** start **
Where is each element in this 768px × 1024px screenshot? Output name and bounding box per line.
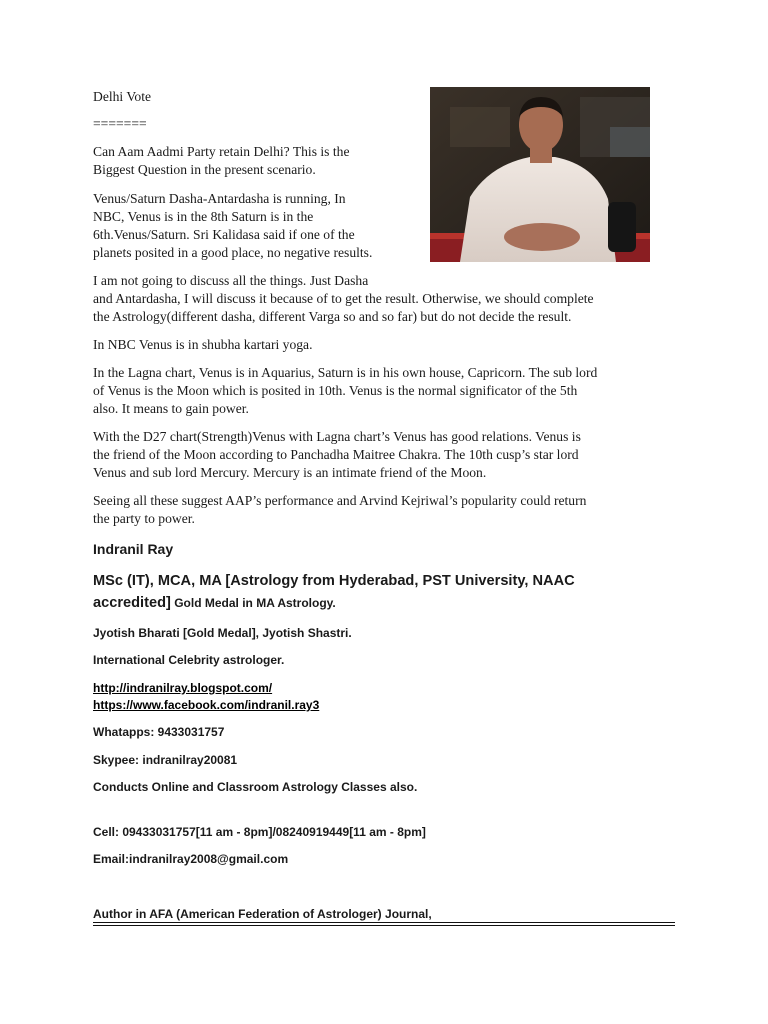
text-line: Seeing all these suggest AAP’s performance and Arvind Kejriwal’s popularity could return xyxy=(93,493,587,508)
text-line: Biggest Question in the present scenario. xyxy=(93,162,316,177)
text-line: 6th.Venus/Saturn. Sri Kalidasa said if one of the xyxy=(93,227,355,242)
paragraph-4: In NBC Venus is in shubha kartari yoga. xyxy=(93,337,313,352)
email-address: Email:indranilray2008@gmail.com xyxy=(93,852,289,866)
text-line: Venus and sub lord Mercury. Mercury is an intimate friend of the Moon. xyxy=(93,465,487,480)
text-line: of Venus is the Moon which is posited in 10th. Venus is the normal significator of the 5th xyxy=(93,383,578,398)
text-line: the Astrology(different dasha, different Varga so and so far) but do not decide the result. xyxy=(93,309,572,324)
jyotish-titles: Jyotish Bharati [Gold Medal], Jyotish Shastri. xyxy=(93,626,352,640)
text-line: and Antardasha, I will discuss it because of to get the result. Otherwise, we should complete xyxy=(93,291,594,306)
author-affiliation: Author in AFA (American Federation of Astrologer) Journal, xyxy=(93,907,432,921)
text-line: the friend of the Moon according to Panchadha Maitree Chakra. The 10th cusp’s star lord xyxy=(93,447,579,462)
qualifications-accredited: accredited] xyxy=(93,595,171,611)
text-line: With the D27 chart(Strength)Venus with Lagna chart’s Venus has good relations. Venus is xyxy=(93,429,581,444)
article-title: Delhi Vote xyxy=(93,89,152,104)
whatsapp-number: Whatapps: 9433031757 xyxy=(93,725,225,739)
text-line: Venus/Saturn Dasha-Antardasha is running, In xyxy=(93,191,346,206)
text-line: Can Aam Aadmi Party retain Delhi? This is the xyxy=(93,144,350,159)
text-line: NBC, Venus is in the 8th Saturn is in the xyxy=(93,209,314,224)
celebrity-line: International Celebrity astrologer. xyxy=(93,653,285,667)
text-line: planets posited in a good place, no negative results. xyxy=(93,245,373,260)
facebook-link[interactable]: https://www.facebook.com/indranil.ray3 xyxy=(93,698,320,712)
** end **
▸ GIVEN REQUEST: Reproduce the listing above with every "Venus" switched to "Jupiter" and everything else left as it is. Omit the picture.

▸ TASK RESPONSE:
Where is each element in this 768px × 1024px screenshot? Output name and bounding box per line.
text-line: Seeing all these suggest AAP’s performance and Arvind Kejriwal’s popularity could return xyxy=(93,493,587,508)
text-line: Biggest Question in the present scenario. xyxy=(93,162,316,177)
text-line: 6th.Jupiter/Saturn. Sri Kalidasa said if one of the xyxy=(93,227,355,242)
paragraph-4: In NBC Jupiter is in shubha kartari yoga. xyxy=(93,337,313,352)
email-address: Email:indranilray2008@gmail.com xyxy=(93,852,289,866)
text-line: Jupiter and sub lord Mercury. Mercury is an intimate friend of the Moon. xyxy=(93,465,487,480)
text-line: of Jupiter is the Moon which is posited in 10th. Jupiter is the normal significator of the 5th xyxy=(93,383,578,398)
text-line: the Astrology(different dasha, different Varga so and so far) but do not decide the result. xyxy=(93,309,572,324)
jyotish-titles: Jyotish Bharati [Gold Medal], Jyotish Shastri. xyxy=(93,626,352,640)
text-line: and Antardasha, I will discuss it because of to get the result. Otherwise, we should complete xyxy=(93,291,594,306)
author-affiliation: Author in AFA (American Federation of Astrologer) Journal, xyxy=(93,907,432,921)
text-line: the friend of the Moon according to Panchadha Maitree Chakra. The 10th cusp’s star lord xyxy=(93,447,579,462)
qualifications-accredited: accredited] xyxy=(93,595,171,611)
text-line: With the D27 chart(Strength)Jupiter with Lagna chart’s Jupiter has good relations. Jupiter is xyxy=(93,429,581,444)
article-title: Delhi Vote xyxy=(93,89,152,104)
whatsapp-number: Whatapps: 9433031757 xyxy=(93,725,225,739)
text-line: Jupiter/Saturn Dasha-Antardasha is running, In xyxy=(93,191,346,206)
text-line: Can Aam Aadmi Party retain Delhi? This is the xyxy=(93,144,350,159)
text-line: NBC, Jupiter is in the 8th Saturn is in the xyxy=(93,209,314,224)
celebrity-line: International Celebrity astrologer. xyxy=(93,653,285,667)
text-line: planets posited in a good place, no negative results. xyxy=(93,245,373,260)
facebook-link[interactable]: https://www.facebook.com/indranil.ray3 xyxy=(93,698,320,712)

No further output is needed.